## Instructions to follow
Continue the discussion of the Paris-Harrington theorem from the point where it stops, picking up after its last sentence.

**MW:** Time to talk about the Paris-Harrington theorem. Originally I thought I’d give a “broad strokes” proof, but then I remembered what you once wrote: keep it fun, not a textbook. Anyway, Katz and Reimann do a nice job for someone who wants to dive into the details, without signing up for a full-bore grad course in model theory. So I’ll say a bit about the “cast of characters” (i.e., central ideas), and why I think they merit our attention.

The Paris-Harrington *theorem* says that the Paris-Harrington *principle *can’t be proved in PA. The principle is a small tweak to the finite Ramsey theorem. Let’s recall the Ramsey theorem, briefly. Begin with a finite set of points. Color the *n*-element subsets with a finite set of colors. A subset of the points is *monochromatic* if all its *n*-element subsets have the same color. The Ramsey theorem says we will always have a monochromatic set of points of any given size, no matter what *n* is or how many colors we use, *provided* we start with a sufficiently large set of points. “Sufficiently” depends, of course, on *n* and the number of colors and how large a monochromatic subset we insist on.

Ramsey first proved his theorem in a quest for *indiscernibles*—we’ll hear more about those shortly.

Now for the Paris-Harrington principle: let the points be numbers. Demand in addition that the *size* of the monochromatic subset be greater than its *least element*. (So if the smallest element is 5, we insist on at least 6 elements.)

Paris and Harrington gave two slightly different model-based argument that their principle can’t be proved in PA. Approach 1: show that PA proves “(Paris-Harrington principle) implies Con(PA)”. So by Gödel’s incompleteness theorem, PA can’t prove the Paris-Harrington principle. Approach 2: show that there’s a model of PA + not-(Paris-Harrington principle). Any theory with a model is consistent, so QED.

I’ll concentrate on Approach 2. Before we get started, let me say just a bit about the model. Let *N* be a model of PA. If *N* does not satisfy the Paris-Harrington principle, good, we’re done! Otherwise, we acquire (somehow!) an infinite set *B* of indiscernibles, a subset of *N*. Then we let *M* be the initial segment determined by *B*: all the elements of *N* that are less than *some* element of *B*. It turns out that *M* is a model of PA, but does *not* satisfy the Paris-Harrington principle. So now we know the role the indiscernibles play, even if we don’t know what they are yet.

## Listed records
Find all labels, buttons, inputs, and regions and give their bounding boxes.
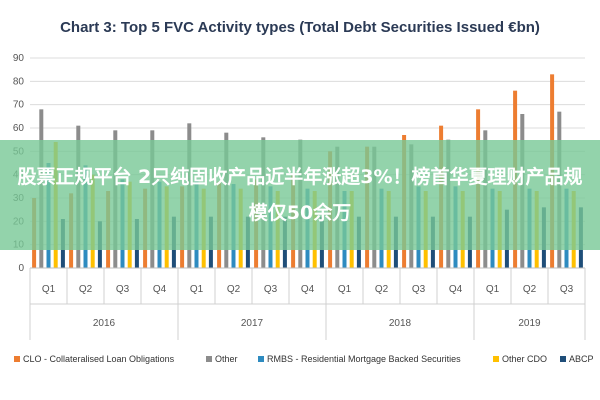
year-label: 2018 [389, 318, 412, 329]
x-tick-label: Q3 [116, 284, 130, 295]
legend-swatch [14, 356, 20, 362]
x-tick-label: Q3 [264, 284, 278, 295]
legend-label: Other CDO [502, 354, 547, 364]
legend-swatch [258, 356, 264, 362]
headline-text: 股票正规平台 2只纯固收产品近半年涨超3%！榜首华夏理财产品规模仅50余万 [17, 166, 583, 224]
x-tick-label: Q3 [412, 284, 426, 295]
year-label: 2016 [93, 318, 116, 329]
legend-swatch [206, 356, 212, 362]
legend-label: ABCP [569, 354, 594, 364]
x-tick-label: Q1 [338, 284, 352, 295]
year-label: 2019 [518, 318, 541, 329]
x-tick-label: Q4 [301, 284, 315, 295]
chart-title: Chart 3: Top 5 FVC Activity types (Total… [60, 19, 540, 36]
year-label: 2017 [241, 318, 264, 329]
x-tick-label: Q4 [153, 284, 167, 295]
legend: CLO - Collateralised Loan Obligations Oth… [14, 354, 594, 364]
headline-banner[interactable]: 股票正规平台 2只纯固收产品近半年涨超3%！榜首华夏理财产品规模仅50余万 [0, 140, 600, 250]
x-tick-label: Q2 [227, 284, 241, 295]
x-tick-label: Q1 [42, 284, 56, 295]
x-tick-label: Q2 [79, 284, 93, 295]
y-tick-label: 60 [13, 123, 25, 134]
y-tick-label: 80 [13, 76, 25, 87]
x-tick-label: Q3 [560, 284, 574, 295]
x-axis: Q1 Q2 Q3 Q4 Q1 Q2 Q3 Q4 Q1 Q2 Q3 Q4 Q1 Q2 Q3 2016 2017 20… [29, 267, 586, 340]
y-tick-label: 70 [13, 100, 25, 111]
legend-swatch [560, 356, 566, 362]
x-tick-label: Q1 [486, 284, 500, 295]
y-tick-label: 90 [13, 53, 25, 64]
legend-label: Other [215, 354, 238, 364]
x-tick-label: Q1 [190, 284, 204, 295]
legend-swatch [493, 356, 499, 362]
x-tick-label: Q2 [523, 284, 537, 295]
y-tick-label: 0 [18, 263, 24, 274]
legend-label: CLO - Collateralised Loan Obligations [23, 354, 175, 364]
legend-label: RMBS - Residential Mortgage Backed Secur… [267, 354, 461, 364]
x-tick-label: Q2 [375, 284, 389, 295]
x-tick-label: Q4 [449, 284, 463, 295]
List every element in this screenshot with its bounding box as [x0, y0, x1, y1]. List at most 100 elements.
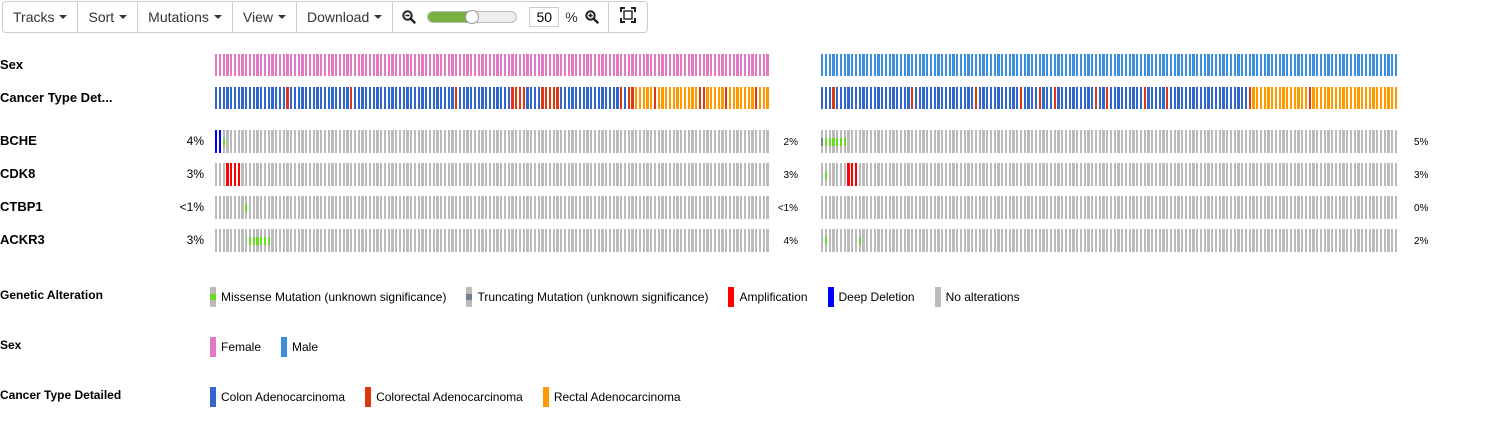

## Answer to this exercise
Cast of characters:

- Types.
- Indiscernibles.
- Overspill.
- Truth and satisfaction.
- Δ
_{0}, bounded search, and absoluteness. - Parameters, aka names.

*Types.* We talked about these in Posts 1 and 2. Or rather, we talked about complete *n*-types in a structure *M*, for an *n*-tuple of elements: all the formulas φ(*x*_{1}*,…,x _{n}*) that are satisfied (in

*M*) by the tuple (

*r*

_{1}

*,…,r*). Here we’ll be dealing with

_{n}*partial*types—just some of the formulas.

*Indiscernibles*. If two elements have the *same* complete 1-type, then they’re “interchangeable”, identical twins, doppelgängers—much like two roots in an extension field with the same irreducible polynomial. Two *n*-tuples with the same complete *n*-type—same idea.

Because PA structures are linearly ordered by <, an *n*-tuple (*r*_{1}*,…,r _{n}*) has a different type from any of its permutations. (At least if they’re all distinct, which we’ll assume for technical reasons.) It makes more sense to work with unordered

*n*-tuples, {

*r*

_{1}

*,…,r*}. We’ll say its type is the type of the ordered

_{n}*n*-tuple, when the elements are ordered lowest to highest. So

*r*

_{1}

*<…<r*.

_{n}A set *B* of indiscernibles has the property that *any two *n*-element subsets **have the same type*. So *B* is like the Borg: *these* dozen Borg are just like *those* dozen Borg. Or bosons. (Except I guess you can’t order Borgs, or bosons.)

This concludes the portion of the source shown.